** Written instruction **
Below is a block of records; return all of them exactly, but without the images.

** Data records **
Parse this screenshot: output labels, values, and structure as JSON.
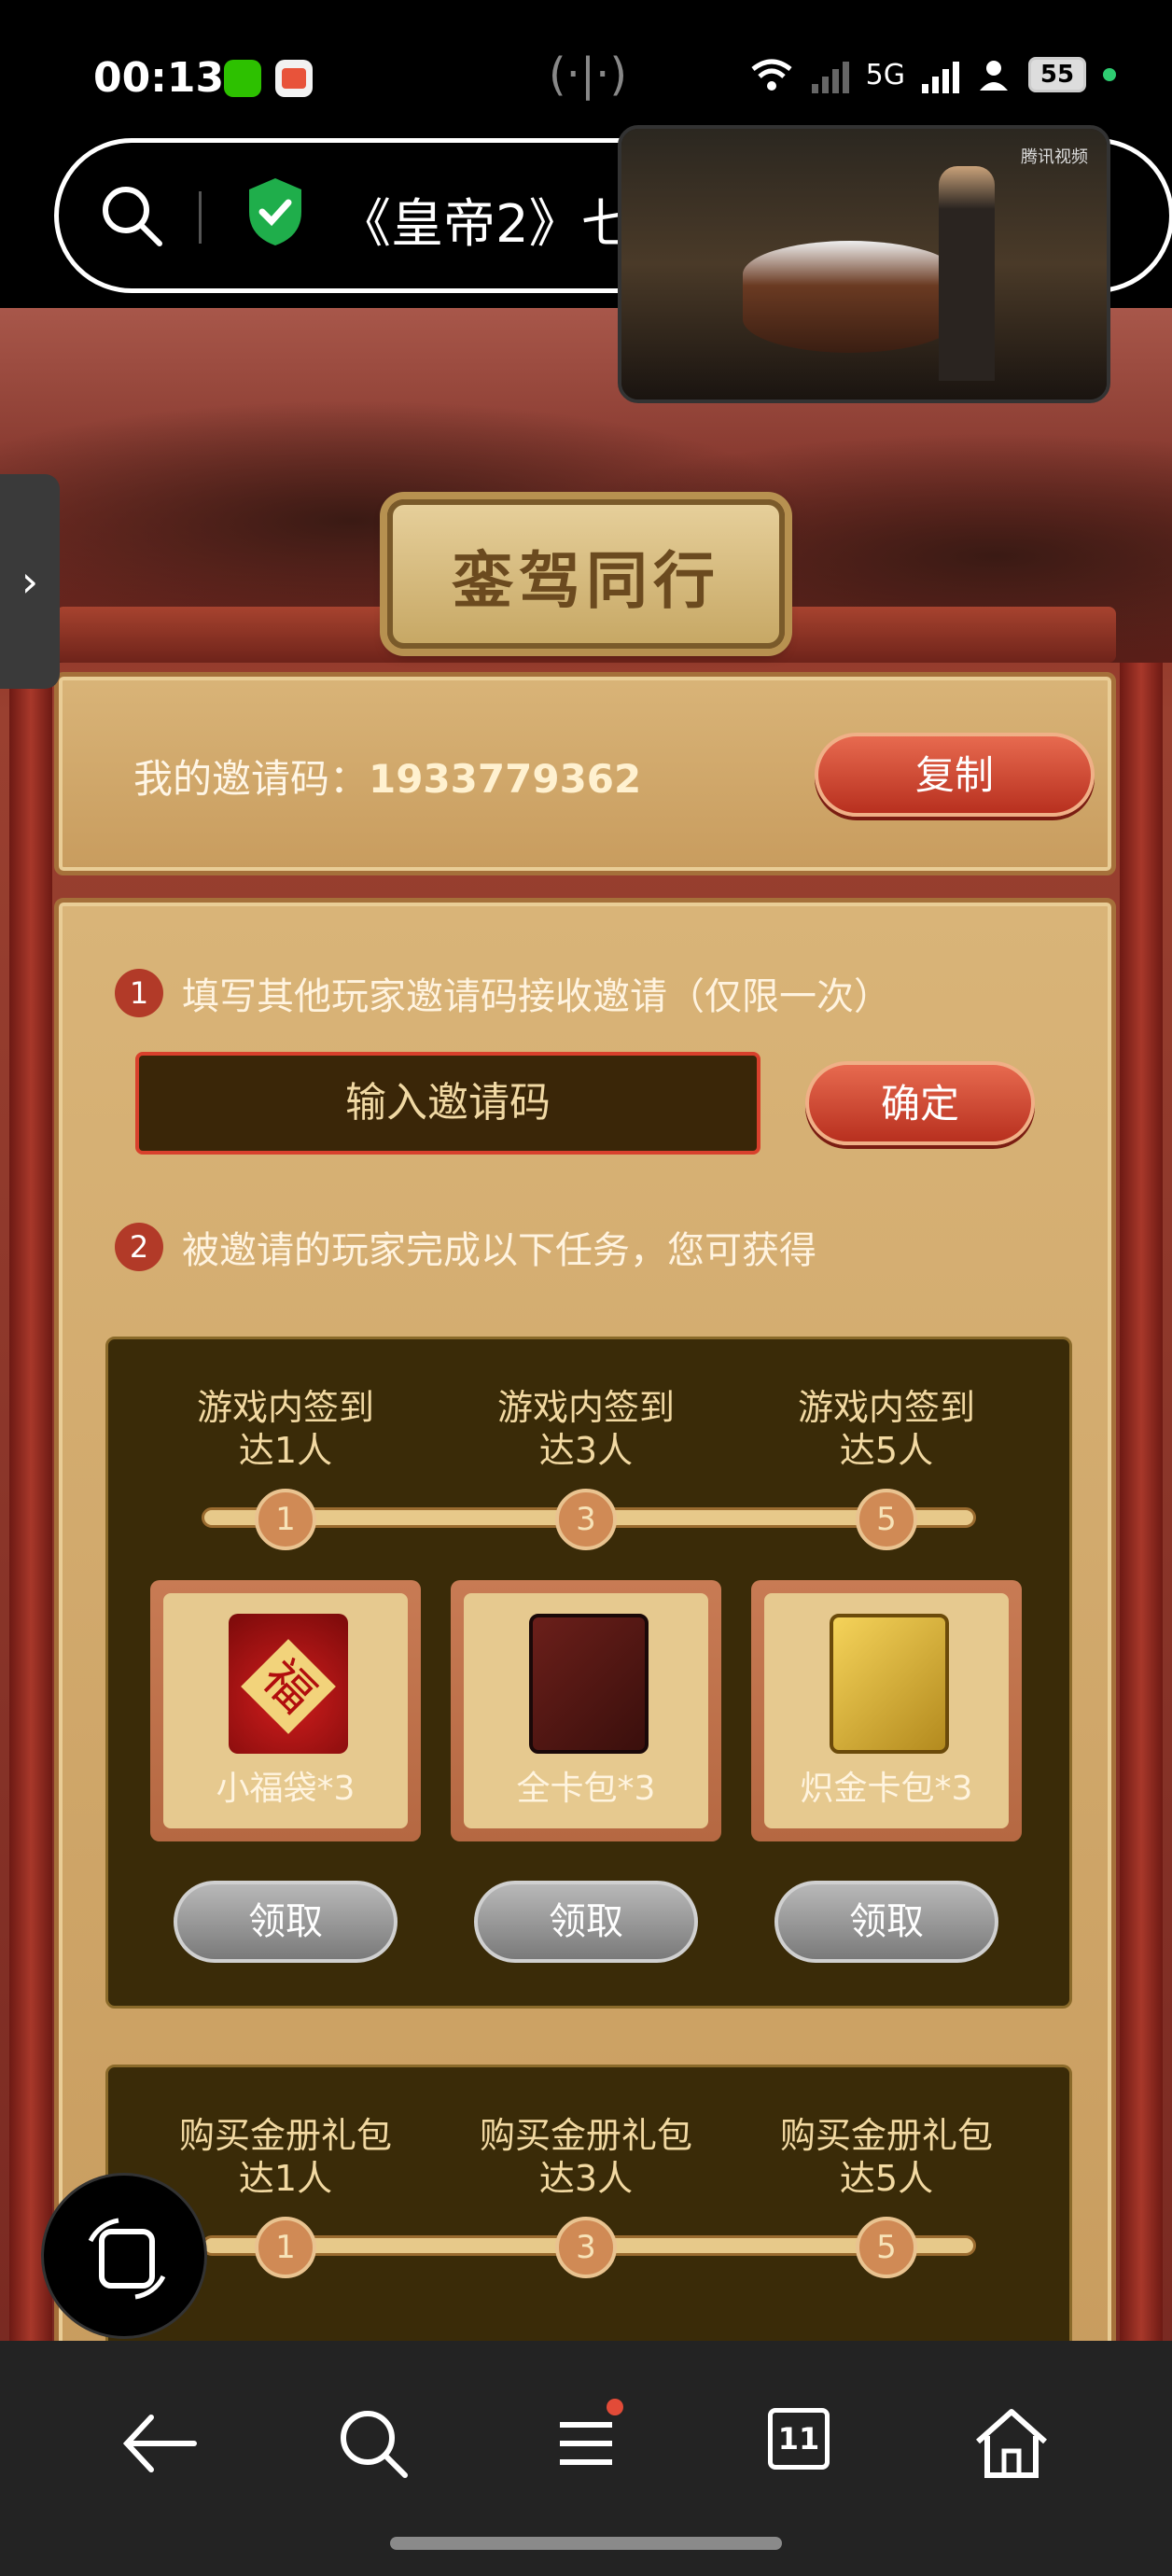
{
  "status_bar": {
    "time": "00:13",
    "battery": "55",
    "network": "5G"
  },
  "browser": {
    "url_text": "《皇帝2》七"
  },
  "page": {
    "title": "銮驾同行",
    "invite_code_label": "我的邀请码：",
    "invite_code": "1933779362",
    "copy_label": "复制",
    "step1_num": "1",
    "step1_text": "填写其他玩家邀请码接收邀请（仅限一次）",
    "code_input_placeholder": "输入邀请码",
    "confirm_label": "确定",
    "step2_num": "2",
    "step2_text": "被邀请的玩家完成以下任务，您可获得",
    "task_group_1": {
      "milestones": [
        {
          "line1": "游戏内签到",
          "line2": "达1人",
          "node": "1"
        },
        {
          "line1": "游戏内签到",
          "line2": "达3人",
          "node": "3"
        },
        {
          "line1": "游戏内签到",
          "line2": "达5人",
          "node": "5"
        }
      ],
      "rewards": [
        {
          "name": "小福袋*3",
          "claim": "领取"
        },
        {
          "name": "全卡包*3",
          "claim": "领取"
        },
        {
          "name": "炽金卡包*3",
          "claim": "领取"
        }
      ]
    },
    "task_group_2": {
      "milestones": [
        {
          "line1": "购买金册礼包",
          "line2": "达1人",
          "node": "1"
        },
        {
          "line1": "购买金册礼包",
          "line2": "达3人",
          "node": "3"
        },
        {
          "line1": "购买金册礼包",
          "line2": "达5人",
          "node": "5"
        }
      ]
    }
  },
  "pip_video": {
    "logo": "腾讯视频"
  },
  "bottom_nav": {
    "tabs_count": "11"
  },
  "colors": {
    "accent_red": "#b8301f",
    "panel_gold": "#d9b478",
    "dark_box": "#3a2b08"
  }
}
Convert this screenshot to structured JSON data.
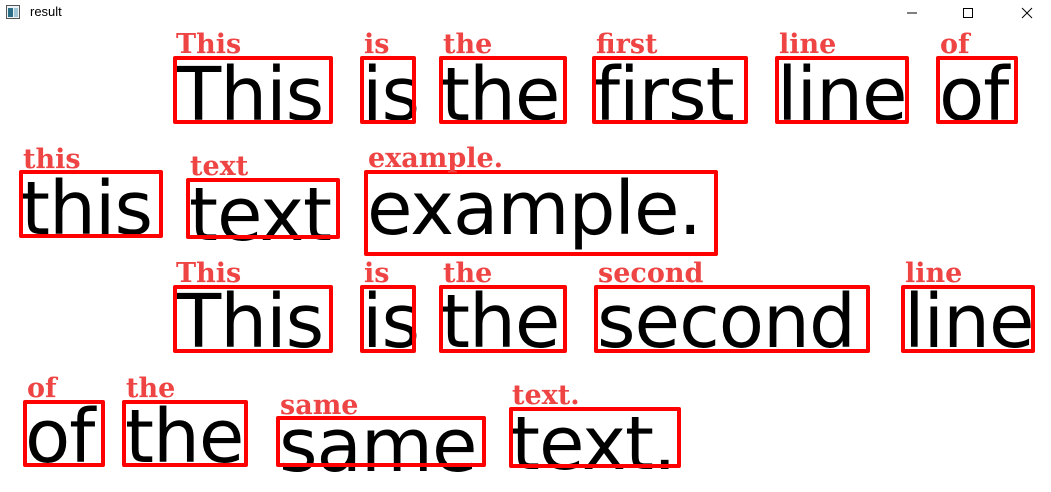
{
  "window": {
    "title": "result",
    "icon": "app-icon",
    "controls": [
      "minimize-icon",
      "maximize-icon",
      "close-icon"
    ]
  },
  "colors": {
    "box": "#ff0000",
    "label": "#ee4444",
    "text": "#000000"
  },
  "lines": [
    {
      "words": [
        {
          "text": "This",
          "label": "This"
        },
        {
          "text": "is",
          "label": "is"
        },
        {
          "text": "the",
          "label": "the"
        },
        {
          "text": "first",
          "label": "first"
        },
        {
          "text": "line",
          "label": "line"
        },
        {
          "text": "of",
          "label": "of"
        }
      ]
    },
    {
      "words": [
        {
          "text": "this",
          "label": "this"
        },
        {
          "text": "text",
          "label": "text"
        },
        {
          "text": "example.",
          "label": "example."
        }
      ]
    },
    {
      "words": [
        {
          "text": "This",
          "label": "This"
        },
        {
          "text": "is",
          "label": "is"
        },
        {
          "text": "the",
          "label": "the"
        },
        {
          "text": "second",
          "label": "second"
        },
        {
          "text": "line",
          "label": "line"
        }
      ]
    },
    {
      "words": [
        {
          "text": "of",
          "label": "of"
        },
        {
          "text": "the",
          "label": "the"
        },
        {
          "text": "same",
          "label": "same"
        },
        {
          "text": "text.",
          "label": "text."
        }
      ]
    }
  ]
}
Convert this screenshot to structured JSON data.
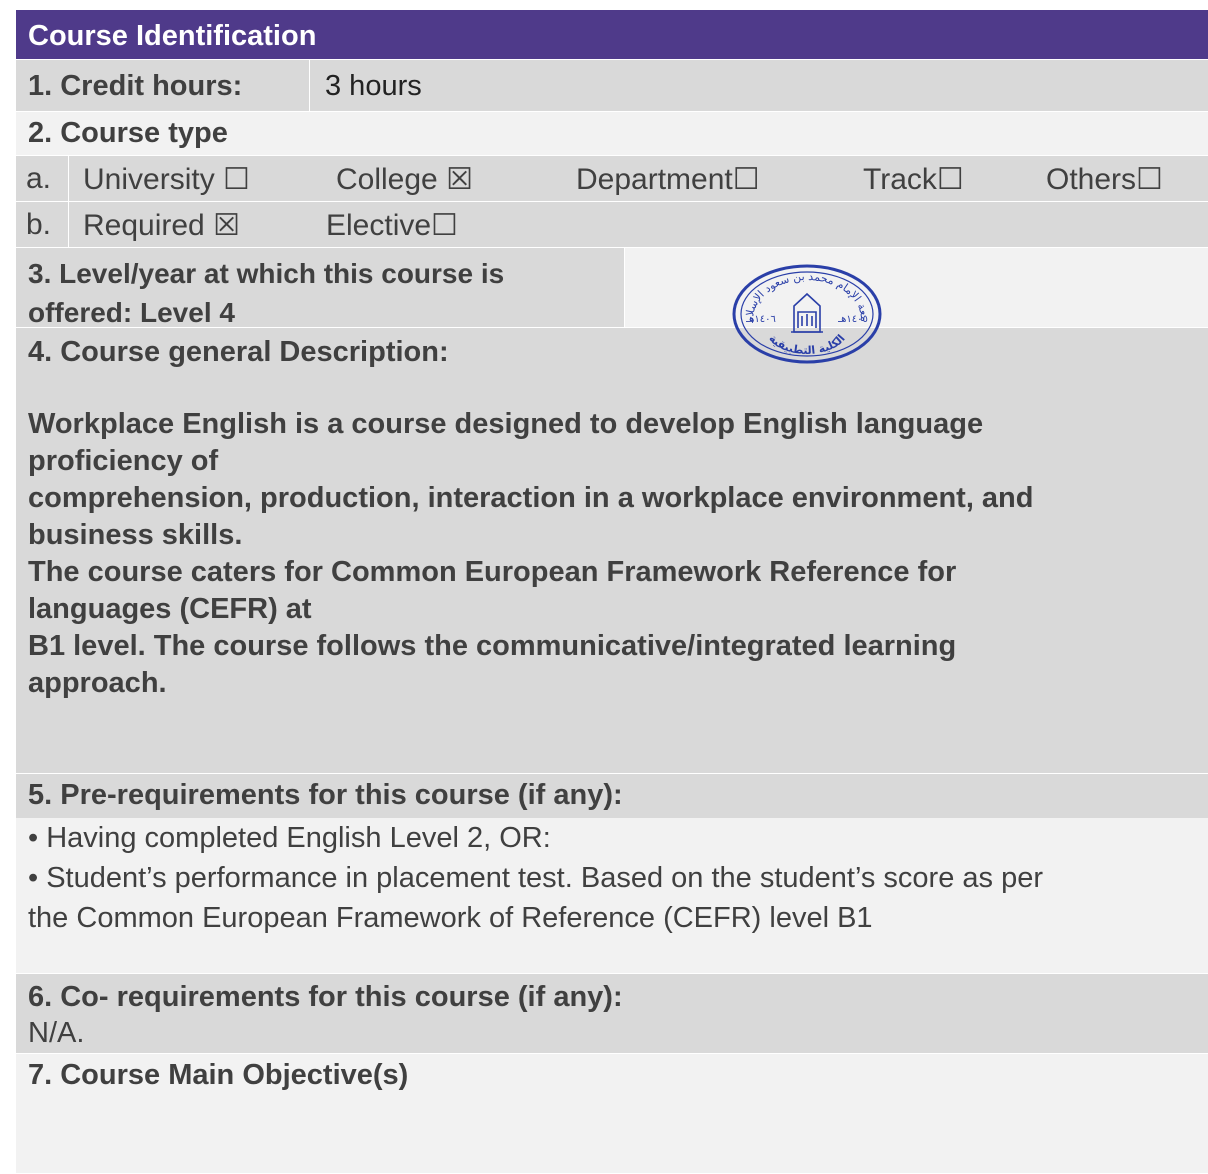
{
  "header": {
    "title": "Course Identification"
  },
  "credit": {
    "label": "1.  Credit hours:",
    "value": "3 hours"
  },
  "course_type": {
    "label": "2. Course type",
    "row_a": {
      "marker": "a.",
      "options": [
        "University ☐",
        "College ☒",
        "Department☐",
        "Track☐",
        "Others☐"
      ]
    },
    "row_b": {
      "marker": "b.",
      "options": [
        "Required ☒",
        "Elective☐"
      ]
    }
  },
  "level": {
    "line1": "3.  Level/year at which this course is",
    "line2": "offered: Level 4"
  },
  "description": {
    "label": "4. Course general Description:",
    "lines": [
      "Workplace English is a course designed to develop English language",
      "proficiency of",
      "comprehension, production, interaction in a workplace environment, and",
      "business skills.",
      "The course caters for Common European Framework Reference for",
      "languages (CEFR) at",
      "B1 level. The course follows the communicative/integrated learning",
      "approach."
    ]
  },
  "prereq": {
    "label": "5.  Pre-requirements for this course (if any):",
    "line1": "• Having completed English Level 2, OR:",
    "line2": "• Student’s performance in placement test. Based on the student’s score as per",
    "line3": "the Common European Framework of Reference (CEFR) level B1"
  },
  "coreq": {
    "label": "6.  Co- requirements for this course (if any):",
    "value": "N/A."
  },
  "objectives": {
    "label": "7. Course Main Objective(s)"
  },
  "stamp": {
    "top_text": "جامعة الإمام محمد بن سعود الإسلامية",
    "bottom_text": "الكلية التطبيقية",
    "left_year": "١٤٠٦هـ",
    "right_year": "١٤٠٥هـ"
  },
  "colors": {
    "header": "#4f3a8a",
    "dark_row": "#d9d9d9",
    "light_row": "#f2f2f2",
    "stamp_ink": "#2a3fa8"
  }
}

** Solution below **
Parse this screenshot: output labels, values, and structure as JSON.
{
  "status_bar": {
    "time": "00:13",
    "battery": "55",
    "network": "5G"
  },
  "browser": {
    "url_text": "《皇帝2》七"
  },
  "page": {
    "title": "銮驾同行",
    "invite_code_label": "我的邀请码：",
    "invite_code": "1933779362",
    "copy_label": "复制",
    "step1_num": "1",
    "step1_text": "填写其他玩家邀请码接收邀请（仅限一次）",
    "code_input_placeholder": "输入邀请码",
    "confirm_label": "确定",
    "step2_num": "2",
    "step2_text": "被邀请的玩家完成以下任务，您可获得",
    "task_group_1": {
      "milestones": [
        {
          "line1": "游戏内签到",
          "line2": "达1人",
          "node": "1"
        },
        {
          "line1": "游戏内签到",
          "line2": "达3人",
          "node": "3"
        },
        {
          "line1": "游戏内签到",
          "line2": "达5人",
          "node": "5"
        }
      ],
      "rewards": [
        {
          "name": "小福袋*3",
          "claim": "领取"
        },
        {
          "name": "全卡包*3",
          "claim": "领取"
        },
        {
          "name": "炽金卡包*3",
          "claim": "领取"
        }
      ]
    },
    "task_group_2": {
      "milestones": [
        {
          "line1": "购买金册礼包",
          "line2": "达1人",
          "node": "1"
        },
        {
          "line1": "购买金册礼包",
          "line2": "达3人",
          "node": "3"
        },
        {
          "line1": "购买金册礼包",
          "line2": "达5人",
          "node": "5"
        }
      ]
    }
  },
  "pip_video": {
    "logo": "腾讯视频"
  },
  "bottom_nav": {
    "tabs_count": "11"
  },
  "colors": {
    "accent_red": "#b8301f",
    "panel_gold": "#d9b478",
    "dark_box": "#3a2b08"
  }
}
Convert this screenshot to structured JSON data.
{
  "window": {
    "title": "result",
    "icon": "app-icon",
    "controls": [
      "minimize-icon",
      "maximize-icon",
      "close-icon"
    ]
  },
  "colors": {
    "box": "#ff0000",
    "label": "#ee4444",
    "text": "#000000"
  },
  "lines": [
    {
      "words": [
        {
          "text": "This",
          "label": "This"
        },
        {
          "text": "is",
          "label": "is"
        },
        {
          "text": "the",
          "label": "the"
        },
        {
          "text": "first",
          "label": "first"
        },
        {
          "text": "line",
          "label": "line"
        },
        {
          "text": "of",
          "label": "of"
        }
      ]
    },
    {
      "words": [
        {
          "text": "this",
          "label": "this"
        },
        {
          "text": "text",
          "label": "text"
        },
        {
          "text": "example.",
          "label": "example."
        }
      ]
    },
    {
      "words": [
        {
          "text": "This",
          "label": "This"
        },
        {
          "text": "is",
          "label": "is"
        },
        {
          "text": "the",
          "label": "the"
        },
        {
          "text": "second",
          "label": "second"
        },
        {
          "text": "line",
          "label": "line"
        }
      ]
    },
    {
      "words": [
        {
          "text": "of",
          "label": "of"
        },
        {
          "text": "the",
          "label": "the"
        },
        {
          "text": "same",
          "label": "same"
        },
        {
          "text": "text.",
          "label": "text."
        }
      ]
    }
  ]
}
Convert this screenshot to structured JSON data.
{
  "header": {
    "title": "Course Identification"
  },
  "credit": {
    "label": "1.  Credit hours:",
    "value": "3 hours"
  },
  "course_type": {
    "label": "2. Course type",
    "row_a": {
      "marker": "a.",
      "options": [
        "University ☐",
        "College ☒",
        "Department☐",
        "Track☐",
        "Others☐"
      ]
    },
    "row_b": {
      "marker": "b.",
      "options": [
        "Required ☒",
        "Elective☐"
      ]
    }
  },
  "level": {
    "line1": "3.  Level/year at which this course is",
    "line2": "offered: Level 4"
  },
  "description": {
    "label": "4. Course general Description:",
    "lines": [
      "Workplace English is a course designed to develop English language",
      "proficiency of",
      "comprehension, production, interaction in a workplace environment, and",
      "business skills.",
      "The course caters for Common European Framework Reference for",
      "languages (CEFR) at",
      "B1 level. The course follows the communicative/integrated learning",
      "approach."
    ]
  },
  "prereq": {
    "label": "5.  Pre-requirements for this course (if any):",
    "line1": "• Having completed English Level 2, OR:",
    "line2": "• Student’s performance in placement test. Based on the student’s score as per",
    "line3": "the Common European Framework of Reference (CEFR) level B1"
  },
  "coreq": {
    "label": "6.  Co- requirements for this course (if any):",
    "value": "N/A."
  },
  "objectives": {
    "label": "7. Course Main Objective(s)"
  },
  "stamp": {
    "top_text": "جامعة الإمام محمد بن سعود الإسلامية",
    "bottom_text": "الكلية التطبيقية",
    "left_year": "١٤٠٦هـ",
    "right_year": "١٤٠٥هـ"
  },
  "colors": {
    "header": "#4f3a8a",
    "dark_row": "#d9d9d9",
    "light_row": "#f2f2f2",
    "stamp_ink": "#2a3fa8"
  }
}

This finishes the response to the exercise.